- _Work to be completed_
Write every record out again exactly as given.

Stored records
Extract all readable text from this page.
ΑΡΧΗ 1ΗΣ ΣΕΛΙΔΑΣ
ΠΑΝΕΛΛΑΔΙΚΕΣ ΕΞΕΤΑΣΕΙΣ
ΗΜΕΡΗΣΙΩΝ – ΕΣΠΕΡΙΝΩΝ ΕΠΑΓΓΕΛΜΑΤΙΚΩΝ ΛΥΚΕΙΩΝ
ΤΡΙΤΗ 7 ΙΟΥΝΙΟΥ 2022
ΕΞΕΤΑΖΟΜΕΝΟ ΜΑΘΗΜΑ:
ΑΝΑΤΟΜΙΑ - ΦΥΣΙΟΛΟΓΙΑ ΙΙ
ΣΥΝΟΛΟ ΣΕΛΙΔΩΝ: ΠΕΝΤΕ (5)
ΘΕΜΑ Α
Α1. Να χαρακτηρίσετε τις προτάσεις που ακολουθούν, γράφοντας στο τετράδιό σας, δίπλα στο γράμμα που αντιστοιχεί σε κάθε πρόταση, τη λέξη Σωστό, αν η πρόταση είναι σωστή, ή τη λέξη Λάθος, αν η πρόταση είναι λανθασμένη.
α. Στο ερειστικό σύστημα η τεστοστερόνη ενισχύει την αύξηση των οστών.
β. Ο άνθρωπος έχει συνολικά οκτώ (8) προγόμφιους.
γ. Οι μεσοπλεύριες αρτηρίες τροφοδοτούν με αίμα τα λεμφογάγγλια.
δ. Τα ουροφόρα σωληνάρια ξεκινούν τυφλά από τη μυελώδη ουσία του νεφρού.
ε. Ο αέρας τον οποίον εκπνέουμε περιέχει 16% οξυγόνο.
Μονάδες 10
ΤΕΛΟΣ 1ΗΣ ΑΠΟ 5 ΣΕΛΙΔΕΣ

- _Solution to this exercise_
Extract all readable text from this page.
ΑΡΧΗ 1ΗΣ ΣΕΛΙΔΑΣ
ΠΑΝΕΛΛΑΔΙΚΕΣ ΕΞΕΤΑΣΕΙΣ
ΗΜΕΡΗΣΙΩΝ – ΕΣΠΕΡΙΝΩΝ ΕΠΑΓΓΕΛΜΑΤΙΚΩΝ ΛΥΚΕΙΩΝ
ΤΡΙΤΗ 7 ΙΟΥΝΙΟΥ 2022
ΕΞΕΤΑΖΟΜΕΝΟ ΜΑΘΗΜΑ:
ΑΝΑΤΟΜΙΑ - ΦΥΣΙΟΛΟΓΙΑ ΙΙ
ΣΥΝΟΛΟ ΣΕΛΙΔΩΝ: ΠΕΝΤΕ (5)
ΘΕΜΑ Α
Α1. Να χαρακτηρίσετε τις προτάσεις που ακολουθούν, γράφοντας στο τετράδιό σας, δίπλα στο γράμμα που αντιστοιχεί σε κάθε πρόταση, τη λέξη Σωστό, αν η πρόταση είναι σωστή, ή τη λέξη Λάθος, αν η πρόταση είναι λανθασμένη.
α. Στο ερειστικό σύστημα η τεστοστερόνη ενισχύει την αύξηση των οστών.
β. Ο άνθρωπος έχει συνολικά οκτώ (8) προγόμφιους.
γ. Οι μεσοπλεύριες αρτηρίες τροφοδοτούν με αίμα τα λεμφογάγγλια.
δ. Τα ουροφόρα σωληνάρια ξεκινούν τυφλά από τη μυελώδη ουσία του νεφρού.
ε. Ο αέρας τον οποίον εκπνέουμε περιέχει 16% οξυγόνο.
Μονάδες 10
ΤΕΛΟΣ 1ΗΣ ΑΠΟ 5 ΣΕΛΙΔΕΣ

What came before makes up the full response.